Problem: Copy the listing below in full and skip every picture.
• • • •
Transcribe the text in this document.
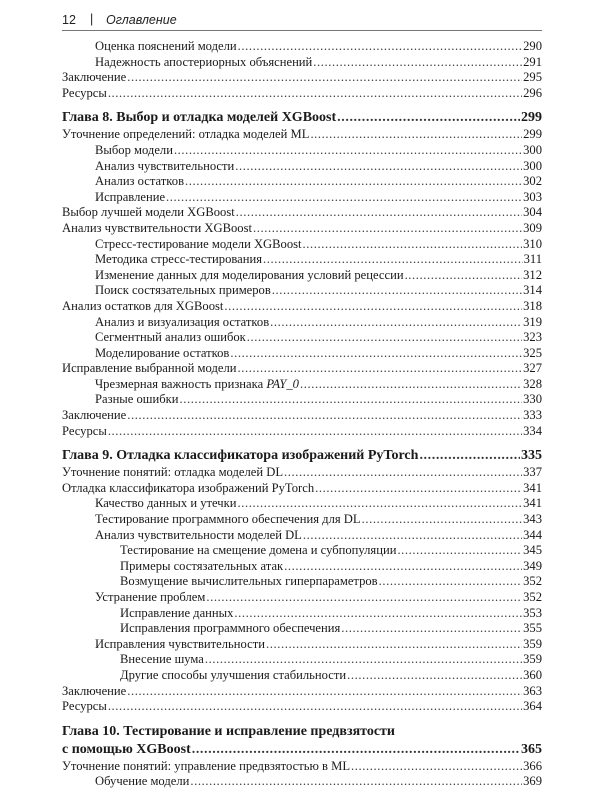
12 | Оглавление
Оценка пояснений модели .....	290
Надежность апостериорных объяснений .....	291
Заключение .....	295
Ресурсы .....	296
Глава 8. Выбор и отладка моделей XGBoost .....	299
Уточнение определений: отладка моделей ML .....	299
Выбор модели .....	300
Анализ чувствительности .....	300
Анализ остатков .....	302
Исправление .....	303
Выбор лучшей модели XGBoost .....	304
Анализ чувствительности XGBoost .....	309
Стресс-тестирование модели XGBoost .....	310
Методика стресс-тестирования .....	311
Изменение данных для моделирования условий рецессии .....	312
Поиск состязательных примеров .....	314
Анализ остатков для XGBoost .....	318
Анализ и визуализация остатков .....	319
Сегментный анализ ошибок .....	323
Моделирование остатков .....	325
Исправление выбранной модели .....	327
Чрезмерная важность признака PAY_0 .....	328
Разные ошибки .....	330
Заключение .....	333
Ресурсы .....	334
Глава 9. Отладка классификатора изображений PyTorch .....	335
Уточнение понятий: отладка моделей DL .....	337
Отладка классификатора изображений PyTorch .....	341
Качество данных и утечки .....	341
Тестирование программного обеспечения для DL .....	343
Анализ чувствительности моделей DL .....	344
Тестирование на смещение домена и субпопуляции .....	345
Примеры состязательных атак .....	349
Возмущение вычислительных гиперпараметров .....	352
Устранение проблем .....	352
Исправление данных .....	353
Исправления программного обеспечения .....	355
Исправления чувствительности .....	359
Внесение шума .....	359
Другие способы улучшения стабильности .....	360
Заключение .....	363
Ресурсы .....	364
Глава 10. Тестирование и исправление предвзятости
с помощью XGBoost .....	365
Уточнение понятий: управление предвзятостью в ML .....	366
Обучение модели .....	369
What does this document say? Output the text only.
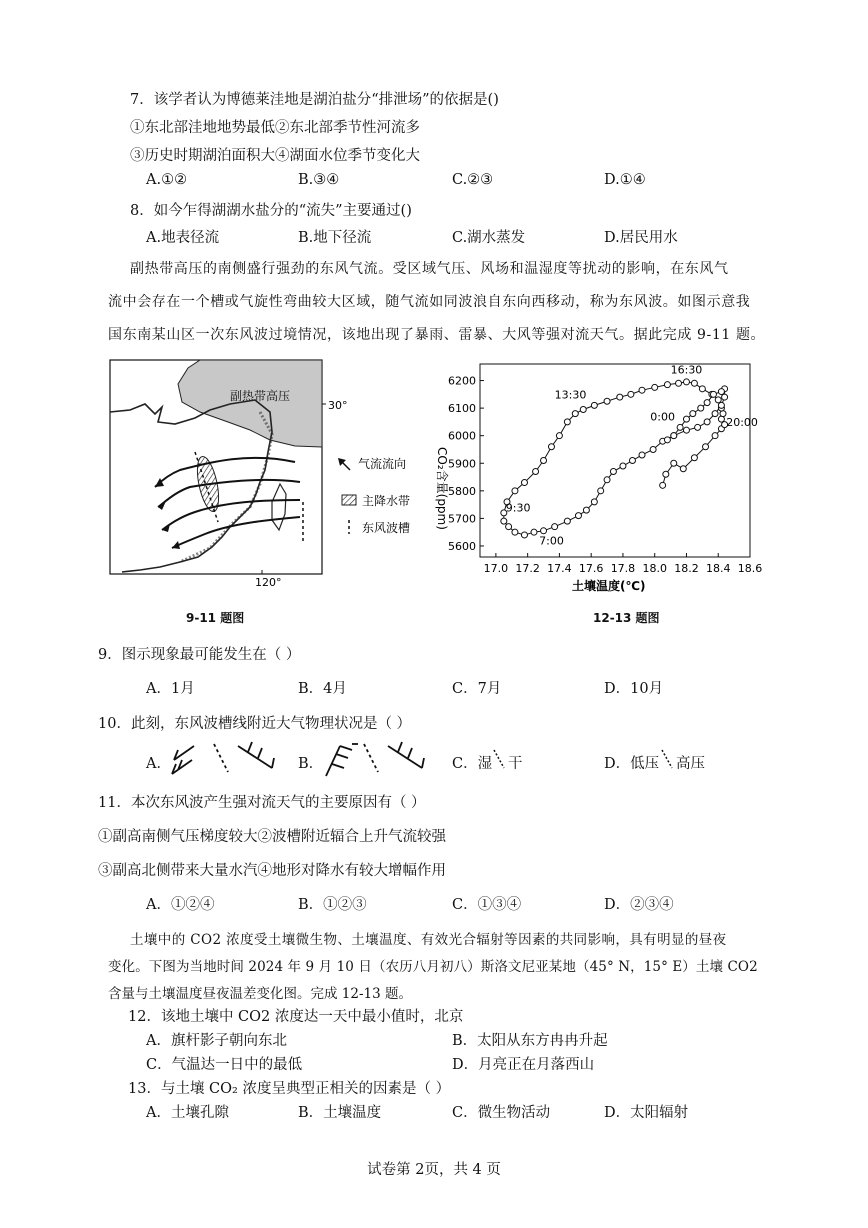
7．该学者认为博德莱洼地是湖泊盐分“排泄场”的依据是()
①东北部洼地地势最低②东北部季节性河流多
③历史时期湖泊面积大④湖面水位季节变化大
A.①②	B.③④	C.②③	D.①④
8．如今乍得湖湖水盐分的“流失”主要通过()
A.地表径流	B.地下径流	C.湖水蒸发	D.居民用水
副热带高压的南侧盛行强劲的东风气流。受区域气压、风场和温湿度等扰动的影响，在东风气
流中会存在一个槽或气旋性弯曲较大区域，随气流如同波浪自东向西移动，称为东风波。如图示意我
国东南某山区一次东风波过境情况，该地出现了暴雨、雷暴、大风等强对流天气。据此完成 9-11 题。
副热带高压
30°
120°
气流流向
主降水带
东风波槽
9-11 题图
17.0 17.2 17.4 17.6 17.8 18.0 18.2 18.4 18.6
5600
5700
5800
5900
6000
6100
6200
16:30
13:30
0:00	20:00
9:30
7:00
CO₂含量(ppm)
土壤温度(℃)
12-13 题图
9．图示现象最可能发生在（ ）
A．1月	B．4月	C．7月	D．10月
10．此刻，东风波槽线附近大气物理状况是（ ）
A．	B．	C．湿 干	D．低压 高压
11．本次东风波产生强对流天气的主要原因有（ ）
①副高南侧气压梯度较大②波槽附近辐合上升气流较强
③副高北侧带来大量水汽④地形对降水有较大增幅作用
A．①②④	B．①②③	C．①③④	D．②③④
土壤中的 CO2 浓度受土壤微生物、土壤温度、有效光合辐射等因素的共同影响，具有明显的昼夜
变化。下图为当地时间 2024 年 9 月 10 日（农历八月初八）斯洛文尼亚某地（45° N，15° E）土壤 CO2
含量与土壤温度昼夜温差变化图。完成 12-13 题。
12．该地土壤中 CO2 浓度达一天中最小值时，北京
A．旗杆影子朝向东北	B．太阳从东方冉冉升起
C．气温达一日中的最低	D．月亮正在月落西山
13．与土壤 CO₂ 浓度呈典型正相关的因素是（ ）
A．土壤孔隙	B．土壤温度	C．微生物活动	D．太阳辐射
试卷第 2页，共 4 页
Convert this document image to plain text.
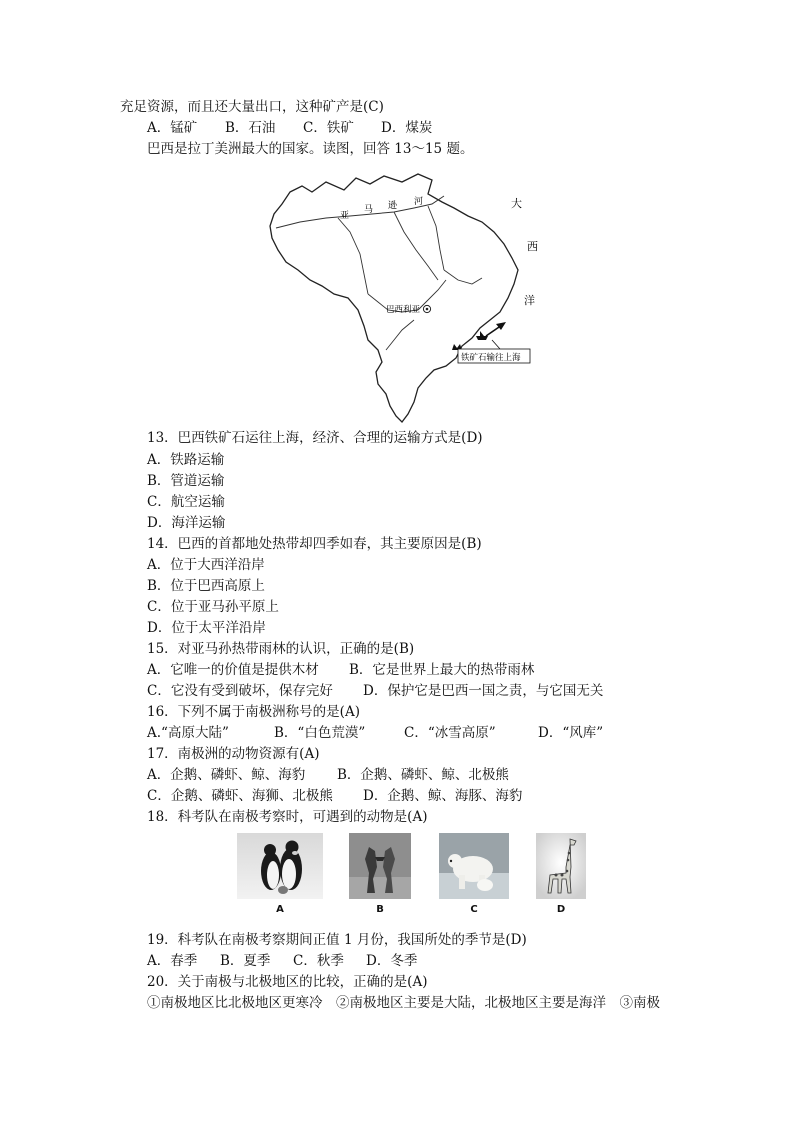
充足资源，而且还大量出口，这种矿产是(C)
A．锰矿 B．石油 C．铁矿 D．煤炭
巴西是拉丁美洲最大的国家。读图，回答 13～15 题。
亚
马 逊 河	大
西
洋
巴西利亚
铁矿石输往上海
13．巴西铁矿石运往上海，经济、合理的运输方式是(D)
A．铁路运输
B．管道运输
C．航空运输
D．海洋运输
14．巴西的首都地处热带却四季如春，其主要原因是(B)
A．位于大西洋沿岸
B．位于巴西高原上
C．位于亚马孙平原上
D．位于太平洋沿岸
15．对亚马孙热带雨林的认识，正确的是(B)
A．它唯一的价值是提供木材 B．它是世界上最大的热带雨林
C．它没有受到破坏，保存完好 D．保护它是巴西一国之责，与它国无关
16．下列不属于南极洲称号的是(A)
A.“高原大陆”	B．“白色荒漠”	C．“冰雪高原”	D．“风库”
17．南极洲的动物资源有(A)
A．企鹅、磷虾、鲸、海豹 B．企鹅、磷虾、鲸、北极熊
C．企鹅、磷虾、海狮、北极熊 D．企鹅、鲸、海豚、海豹
18．科考队在南极考察时，可遇到的动物是(A)
A	B	C	D
19．科考队在南极考察期间正值 1 月份，我国所处的季节是(D)
A．春季 B．夏季 C．秋季 D．冬季
20．关于南极与北极地区的比较，正确的是(A)
①南极地区比北极地区更寒冷　②南极地区主要是大陆，北极地区主要是海洋　③南极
• • • •
Output:
Transcribe the text in this document.
12 | Оглавление
Оценка пояснений модели .....	290
Надежность апостериорных объяснений .....	291
Заключение .....	295
Ресурсы .....	296
Глава 8. Выбор и отладка моделей XGBoost .....	299
Уточнение определений: отладка моделей ML .....	299
Выбор модели .....	300
Анализ чувствительности .....	300
Анализ остатков .....	302
Исправление .....	303
Выбор лучшей модели XGBoost .....	304
Анализ чувствительности XGBoost .....	309
Стресс-тестирование модели XGBoost .....	310
Методика стресс-тестирования .....	311
Изменение данных для моделирования условий рецессии .....	312
Поиск состязательных примеров .....	314
Анализ остатков для XGBoost .....	318
Анализ и визуализация остатков .....	319
Сегментный анализ ошибок .....	323
Моделирование остатков .....	325
Исправление выбранной модели .....	327
Чрезмерная важность признака PAY_0 .....	328
Разные ошибки .....	330
Заключение .....	333
Ресурсы .....	334
Глава 9. Отладка классификатора изображений PyTorch .....	335
Уточнение понятий: отладка моделей DL .....	337
Отладка классификатора изображений PyTorch .....	341
Качество данных и утечки .....	341
Тестирование программного обеспечения для DL .....	343
Анализ чувствительности моделей DL .....	344
Тестирование на смещение домена и субпопуляции .....	345
Примеры состязательных атак .....	349
Возмущение вычислительных гиперпараметров .....	352
Устранение проблем .....	352
Исправление данных .....	353
Исправления программного обеспечения .....	355
Исправления чувствительности .....	359
Внесение шума .....	359
Другие способы улучшения стабильности .....	360
Заключение .....	363
Ресурсы .....	364
Глава 10. Тестирование и исправление предвзятости
с помощью XGBoost .....	365
Уточнение понятий: управление предвзятостью в ML .....	366
Обучение модели .....	369
What does this document say? Output the text only.
7．该学者认为博德莱洼地是湖泊盐分“排泄场”的依据是()
①东北部洼地地势最低②东北部季节性河流多
③历史时期湖泊面积大④湖面水位季节变化大
A.①②	B.③④	C.②③	D.①④
8．如今乍得湖湖水盐分的“流失”主要通过()
A.地表径流	B.地下径流	C.湖水蒸发	D.居民用水
副热带高压的南侧盛行强劲的东风气流。受区域气压、风场和温湿度等扰动的影响，在东风气
流中会存在一个槽或气旋性弯曲较大区域，随气流如同波浪自东向西移动，称为东风波。如图示意我
国东南某山区一次东风波过境情况，该地出现了暴雨、雷暴、大风等强对流天气。据此完成 9-11 题。
副热带高压
30°
120°
气流流向
主降水带
东风波槽
9-11 题图
17.0 17.2 17.4 17.6 17.8 18.0 18.2 18.4 18.6
5600
5700
5800
5900
6000
6100
6200
16:30
13:30
0:00	20:00
9:30
7:00
CO₂含量(ppm)
土壤温度(℃)
12-13 题图
9．图示现象最可能发生在（ ）
A．1月	B．4月	C．7月	D．10月
10．此刻，东风波槽线附近大气物理状况是（ ）
A．	B．	C．湿 干	D．低压 高压
11．本次东风波产生强对流天气的主要原因有（ ）
①副高南侧气压梯度较大②波槽附近辐合上升气流较强
③副高北侧带来大量水汽④地形对降水有较大增幅作用
A．①②④	B．①②③	C．①③④	D．②③④
土壤中的 CO2 浓度受土壤微生物、土壤温度、有效光合辐射等因素的共同影响，具有明显的昼夜
变化。下图为当地时间 2024 年 9 月 10 日（农历八月初八）斯洛文尼亚某地（45° N，15° E）土壤 CO2
含量与土壤温度昼夜温差变化图。完成 12-13 题。
12．该地土壤中 CO2 浓度达一天中最小值时，北京
A．旗杆影子朝向东北	B．太阳从东方冉冉升起
C．气温达一日中的最低	D．月亮正在月落西山
13．与土壤 CO₂ 浓度呈典型正相关的因素是（ ）
A．土壤孔隙	B．土壤温度	C．微生物活动	D．太阳辐射
试卷第 2页，共 4 页
Convert this document image to plain text.
充足资源，而且还大量出口，这种矿产是(C)
A．锰矿 B．石油 C．铁矿 D．煤炭
巴西是拉丁美洲最大的国家。读图，回答 13～15 题。
亚
马 逊 河	大
西
洋
巴西利亚
铁矿石输往上海
13．巴西铁矿石运往上海，经济、合理的运输方式是(D)
A．铁路运输
B．管道运输
C．航空运输
D．海洋运输
14．巴西的首都地处热带却四季如春，其主要原因是(B)
A．位于大西洋沿岸
B．位于巴西高原上
C．位于亚马孙平原上
D．位于太平洋沿岸
15．对亚马孙热带雨林的认识，正确的是(B)
A．它唯一的价值是提供木材 B．它是世界上最大的热带雨林
C．它没有受到破坏，保存完好 D．保护它是巴西一国之责，与它国无关
16．下列不属于南极洲称号的是(A)
A.“高原大陆”	B．“白色荒漠”	C．“冰雪高原”	D．“风库”
17．南极洲的动物资源有(A)
A．企鹅、磷虾、鲸、海豹 B．企鹅、磷虾、鲸、北极熊
C．企鹅、磷虾、海狮、北极熊 D．企鹅、鲸、海豚、海豹
18．科考队在南极考察时，可遇到的动物是(A)
A	B	C	D
19．科考队在南极考察期间正值 1 月份，我国所处的季节是(D)
A．春季 B．夏季 C．秋季 D．冬季
20．关于南极与北极地区的比较，正确的是(A)
①南极地区比北极地区更寒冷　②南极地区主要是大陆，北极地区主要是海洋　③南极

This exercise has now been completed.